(Data drawn from a collection)

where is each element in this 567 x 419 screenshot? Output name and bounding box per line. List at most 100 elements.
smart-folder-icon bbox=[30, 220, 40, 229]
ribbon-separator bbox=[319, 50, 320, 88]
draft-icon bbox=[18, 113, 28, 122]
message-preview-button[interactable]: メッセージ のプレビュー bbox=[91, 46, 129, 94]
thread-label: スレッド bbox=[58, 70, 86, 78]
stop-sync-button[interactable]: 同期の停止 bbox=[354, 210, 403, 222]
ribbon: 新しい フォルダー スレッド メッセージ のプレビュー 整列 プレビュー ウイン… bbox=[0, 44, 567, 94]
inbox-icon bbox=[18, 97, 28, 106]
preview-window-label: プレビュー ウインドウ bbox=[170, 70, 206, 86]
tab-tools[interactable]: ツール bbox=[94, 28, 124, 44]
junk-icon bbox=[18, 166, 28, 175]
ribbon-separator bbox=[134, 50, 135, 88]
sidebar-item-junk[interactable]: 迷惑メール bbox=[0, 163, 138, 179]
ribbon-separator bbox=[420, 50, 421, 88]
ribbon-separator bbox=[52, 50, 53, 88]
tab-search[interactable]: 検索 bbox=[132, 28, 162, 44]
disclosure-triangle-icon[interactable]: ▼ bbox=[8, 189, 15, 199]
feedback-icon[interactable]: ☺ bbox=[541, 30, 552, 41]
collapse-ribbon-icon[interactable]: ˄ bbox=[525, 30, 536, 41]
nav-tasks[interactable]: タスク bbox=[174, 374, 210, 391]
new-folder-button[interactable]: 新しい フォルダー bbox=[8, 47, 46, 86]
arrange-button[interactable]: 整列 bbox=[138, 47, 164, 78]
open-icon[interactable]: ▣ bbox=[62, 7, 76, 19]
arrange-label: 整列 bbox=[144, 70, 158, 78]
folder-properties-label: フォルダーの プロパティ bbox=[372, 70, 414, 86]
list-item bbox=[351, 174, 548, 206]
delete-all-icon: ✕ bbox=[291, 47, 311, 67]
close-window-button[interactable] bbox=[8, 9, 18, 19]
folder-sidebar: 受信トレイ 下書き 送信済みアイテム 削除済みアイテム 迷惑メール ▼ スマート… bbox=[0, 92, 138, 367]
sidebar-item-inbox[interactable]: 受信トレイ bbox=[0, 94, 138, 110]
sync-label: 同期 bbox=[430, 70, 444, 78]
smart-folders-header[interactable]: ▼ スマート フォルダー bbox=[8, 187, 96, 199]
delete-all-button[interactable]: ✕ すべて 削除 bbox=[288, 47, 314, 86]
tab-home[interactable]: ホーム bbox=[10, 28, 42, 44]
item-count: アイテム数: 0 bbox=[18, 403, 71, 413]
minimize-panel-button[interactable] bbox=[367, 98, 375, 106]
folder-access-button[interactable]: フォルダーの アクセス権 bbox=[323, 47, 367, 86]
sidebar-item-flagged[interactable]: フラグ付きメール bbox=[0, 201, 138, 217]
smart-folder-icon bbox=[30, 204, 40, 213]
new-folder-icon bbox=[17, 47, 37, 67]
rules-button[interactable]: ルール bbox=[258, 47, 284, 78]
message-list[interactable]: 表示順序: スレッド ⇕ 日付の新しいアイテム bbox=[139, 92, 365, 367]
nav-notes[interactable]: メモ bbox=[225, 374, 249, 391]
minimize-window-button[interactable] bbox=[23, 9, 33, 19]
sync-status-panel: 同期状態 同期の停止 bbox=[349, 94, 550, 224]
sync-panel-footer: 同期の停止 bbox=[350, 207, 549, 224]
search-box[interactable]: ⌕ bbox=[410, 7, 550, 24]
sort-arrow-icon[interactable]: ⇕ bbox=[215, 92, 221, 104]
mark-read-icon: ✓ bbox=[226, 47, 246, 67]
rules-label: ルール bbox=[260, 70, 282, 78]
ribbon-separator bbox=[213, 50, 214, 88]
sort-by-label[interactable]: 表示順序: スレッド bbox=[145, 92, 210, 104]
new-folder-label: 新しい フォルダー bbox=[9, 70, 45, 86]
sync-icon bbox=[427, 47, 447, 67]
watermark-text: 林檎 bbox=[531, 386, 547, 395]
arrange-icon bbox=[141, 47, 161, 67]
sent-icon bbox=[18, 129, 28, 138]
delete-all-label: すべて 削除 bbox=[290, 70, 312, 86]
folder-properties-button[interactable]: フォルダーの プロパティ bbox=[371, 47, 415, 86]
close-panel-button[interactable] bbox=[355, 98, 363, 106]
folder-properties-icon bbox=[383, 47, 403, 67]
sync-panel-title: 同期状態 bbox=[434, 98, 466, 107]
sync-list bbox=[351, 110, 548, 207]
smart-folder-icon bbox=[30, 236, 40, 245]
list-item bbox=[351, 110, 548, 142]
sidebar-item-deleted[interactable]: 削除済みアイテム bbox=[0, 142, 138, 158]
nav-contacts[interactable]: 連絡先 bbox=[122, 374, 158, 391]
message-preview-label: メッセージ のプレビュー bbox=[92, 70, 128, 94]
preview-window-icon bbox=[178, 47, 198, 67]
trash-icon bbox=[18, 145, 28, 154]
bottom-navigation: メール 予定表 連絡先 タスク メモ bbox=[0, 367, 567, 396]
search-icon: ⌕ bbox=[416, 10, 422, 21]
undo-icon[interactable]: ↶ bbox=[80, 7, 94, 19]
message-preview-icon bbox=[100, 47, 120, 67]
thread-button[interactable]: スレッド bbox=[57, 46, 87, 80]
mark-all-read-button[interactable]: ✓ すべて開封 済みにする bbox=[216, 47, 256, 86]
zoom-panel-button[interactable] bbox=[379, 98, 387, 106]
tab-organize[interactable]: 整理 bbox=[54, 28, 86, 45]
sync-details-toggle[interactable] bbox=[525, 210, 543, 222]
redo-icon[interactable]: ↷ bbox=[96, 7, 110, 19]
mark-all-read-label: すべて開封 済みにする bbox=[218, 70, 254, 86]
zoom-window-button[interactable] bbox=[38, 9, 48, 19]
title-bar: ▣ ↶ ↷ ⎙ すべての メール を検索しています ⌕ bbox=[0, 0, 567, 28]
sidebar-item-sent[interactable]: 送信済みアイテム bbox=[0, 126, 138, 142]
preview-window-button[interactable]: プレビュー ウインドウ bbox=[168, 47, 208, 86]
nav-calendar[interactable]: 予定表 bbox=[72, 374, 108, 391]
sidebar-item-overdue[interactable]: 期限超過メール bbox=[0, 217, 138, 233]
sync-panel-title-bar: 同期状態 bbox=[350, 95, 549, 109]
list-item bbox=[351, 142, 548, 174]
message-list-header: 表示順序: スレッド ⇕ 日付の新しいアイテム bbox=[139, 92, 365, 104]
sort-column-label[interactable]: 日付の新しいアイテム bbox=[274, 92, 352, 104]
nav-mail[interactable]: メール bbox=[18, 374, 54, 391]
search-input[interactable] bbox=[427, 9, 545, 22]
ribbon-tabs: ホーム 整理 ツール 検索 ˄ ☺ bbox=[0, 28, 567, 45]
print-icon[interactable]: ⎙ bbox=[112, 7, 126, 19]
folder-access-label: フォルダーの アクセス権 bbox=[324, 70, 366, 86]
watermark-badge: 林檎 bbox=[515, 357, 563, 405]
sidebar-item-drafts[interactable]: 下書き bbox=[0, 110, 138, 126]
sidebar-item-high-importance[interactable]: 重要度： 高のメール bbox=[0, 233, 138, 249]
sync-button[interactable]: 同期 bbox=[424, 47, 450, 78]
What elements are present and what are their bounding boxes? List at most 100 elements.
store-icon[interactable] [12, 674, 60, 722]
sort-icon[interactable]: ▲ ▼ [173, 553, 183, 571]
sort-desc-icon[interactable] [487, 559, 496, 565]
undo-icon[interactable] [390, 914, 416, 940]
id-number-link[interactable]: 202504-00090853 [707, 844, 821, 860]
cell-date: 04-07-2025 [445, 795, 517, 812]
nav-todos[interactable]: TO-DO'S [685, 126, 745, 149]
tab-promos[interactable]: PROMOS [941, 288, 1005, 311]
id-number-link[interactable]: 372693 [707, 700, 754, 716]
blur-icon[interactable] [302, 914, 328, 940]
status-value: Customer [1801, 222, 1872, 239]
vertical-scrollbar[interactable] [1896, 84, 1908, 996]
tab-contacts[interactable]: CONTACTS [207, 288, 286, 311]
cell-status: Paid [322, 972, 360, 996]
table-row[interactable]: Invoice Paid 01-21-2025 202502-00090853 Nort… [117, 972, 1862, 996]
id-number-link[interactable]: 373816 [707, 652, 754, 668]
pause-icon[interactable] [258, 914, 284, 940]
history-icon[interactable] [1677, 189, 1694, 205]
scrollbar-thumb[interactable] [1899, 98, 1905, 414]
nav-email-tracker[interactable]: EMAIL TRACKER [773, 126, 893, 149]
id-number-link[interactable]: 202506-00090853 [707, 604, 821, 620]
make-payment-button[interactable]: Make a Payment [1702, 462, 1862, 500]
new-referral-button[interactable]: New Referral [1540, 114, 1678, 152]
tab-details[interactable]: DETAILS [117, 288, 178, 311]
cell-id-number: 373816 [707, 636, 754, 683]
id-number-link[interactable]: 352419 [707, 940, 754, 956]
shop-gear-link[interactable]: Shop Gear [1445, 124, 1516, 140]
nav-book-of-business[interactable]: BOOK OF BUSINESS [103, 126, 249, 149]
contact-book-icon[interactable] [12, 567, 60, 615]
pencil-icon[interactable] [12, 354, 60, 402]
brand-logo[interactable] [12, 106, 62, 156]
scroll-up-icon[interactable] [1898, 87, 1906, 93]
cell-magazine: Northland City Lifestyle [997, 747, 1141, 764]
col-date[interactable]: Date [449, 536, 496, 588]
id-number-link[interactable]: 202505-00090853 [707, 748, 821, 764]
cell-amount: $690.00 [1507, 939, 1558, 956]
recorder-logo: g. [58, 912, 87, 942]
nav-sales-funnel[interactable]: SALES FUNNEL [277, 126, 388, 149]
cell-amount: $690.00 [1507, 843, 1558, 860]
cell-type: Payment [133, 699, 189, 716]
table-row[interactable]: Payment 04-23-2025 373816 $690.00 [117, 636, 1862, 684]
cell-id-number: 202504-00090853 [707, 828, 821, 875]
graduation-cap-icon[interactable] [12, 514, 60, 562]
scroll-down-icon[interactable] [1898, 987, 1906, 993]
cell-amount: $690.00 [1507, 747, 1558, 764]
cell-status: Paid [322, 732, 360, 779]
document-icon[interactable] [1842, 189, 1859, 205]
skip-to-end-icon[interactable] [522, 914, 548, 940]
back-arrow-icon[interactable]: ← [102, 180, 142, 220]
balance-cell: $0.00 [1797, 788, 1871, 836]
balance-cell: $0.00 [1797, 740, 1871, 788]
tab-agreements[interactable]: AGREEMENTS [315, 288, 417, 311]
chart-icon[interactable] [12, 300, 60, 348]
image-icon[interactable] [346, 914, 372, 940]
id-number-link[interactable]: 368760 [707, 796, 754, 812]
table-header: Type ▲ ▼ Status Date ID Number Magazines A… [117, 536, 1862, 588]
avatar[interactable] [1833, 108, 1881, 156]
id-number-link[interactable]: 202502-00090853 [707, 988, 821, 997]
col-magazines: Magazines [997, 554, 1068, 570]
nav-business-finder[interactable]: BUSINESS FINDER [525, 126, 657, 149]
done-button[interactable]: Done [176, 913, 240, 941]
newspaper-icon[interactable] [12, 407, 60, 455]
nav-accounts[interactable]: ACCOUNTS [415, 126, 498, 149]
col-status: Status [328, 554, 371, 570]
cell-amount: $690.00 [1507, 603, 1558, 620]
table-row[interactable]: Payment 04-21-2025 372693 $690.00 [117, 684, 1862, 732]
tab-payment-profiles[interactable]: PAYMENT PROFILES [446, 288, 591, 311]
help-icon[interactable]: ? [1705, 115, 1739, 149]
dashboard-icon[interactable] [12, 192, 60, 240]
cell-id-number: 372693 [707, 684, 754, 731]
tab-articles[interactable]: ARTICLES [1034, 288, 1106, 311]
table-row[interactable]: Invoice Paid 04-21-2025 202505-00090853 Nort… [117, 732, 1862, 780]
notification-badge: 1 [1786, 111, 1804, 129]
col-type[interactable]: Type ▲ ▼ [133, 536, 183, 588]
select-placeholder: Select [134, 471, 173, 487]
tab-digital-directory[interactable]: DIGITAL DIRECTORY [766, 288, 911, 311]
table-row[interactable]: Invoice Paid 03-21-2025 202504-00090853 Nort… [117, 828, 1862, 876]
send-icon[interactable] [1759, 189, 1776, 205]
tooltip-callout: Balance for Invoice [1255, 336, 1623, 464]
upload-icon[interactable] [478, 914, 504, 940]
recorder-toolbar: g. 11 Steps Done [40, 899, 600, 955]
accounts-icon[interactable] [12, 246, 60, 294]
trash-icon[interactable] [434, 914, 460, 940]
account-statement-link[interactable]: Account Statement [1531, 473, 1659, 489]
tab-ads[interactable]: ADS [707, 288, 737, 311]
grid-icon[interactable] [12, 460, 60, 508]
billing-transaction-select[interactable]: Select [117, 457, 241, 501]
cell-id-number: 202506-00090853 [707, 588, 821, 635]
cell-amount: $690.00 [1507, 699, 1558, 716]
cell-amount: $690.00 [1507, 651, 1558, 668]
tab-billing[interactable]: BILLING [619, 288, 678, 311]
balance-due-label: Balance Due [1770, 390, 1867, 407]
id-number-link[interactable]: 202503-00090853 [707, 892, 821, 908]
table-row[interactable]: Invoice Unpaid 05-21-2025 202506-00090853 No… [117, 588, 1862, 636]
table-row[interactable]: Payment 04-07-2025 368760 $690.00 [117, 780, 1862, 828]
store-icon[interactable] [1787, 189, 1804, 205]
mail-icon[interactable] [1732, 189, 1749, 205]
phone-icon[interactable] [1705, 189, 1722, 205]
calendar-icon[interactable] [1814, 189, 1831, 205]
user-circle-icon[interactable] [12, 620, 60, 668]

• **AIM**
Count the lines in the data above that contain the string "zoom", treating uppercase and lowercase as different, and reply with the number alone.

• **WRITTEN RESPONSE**
2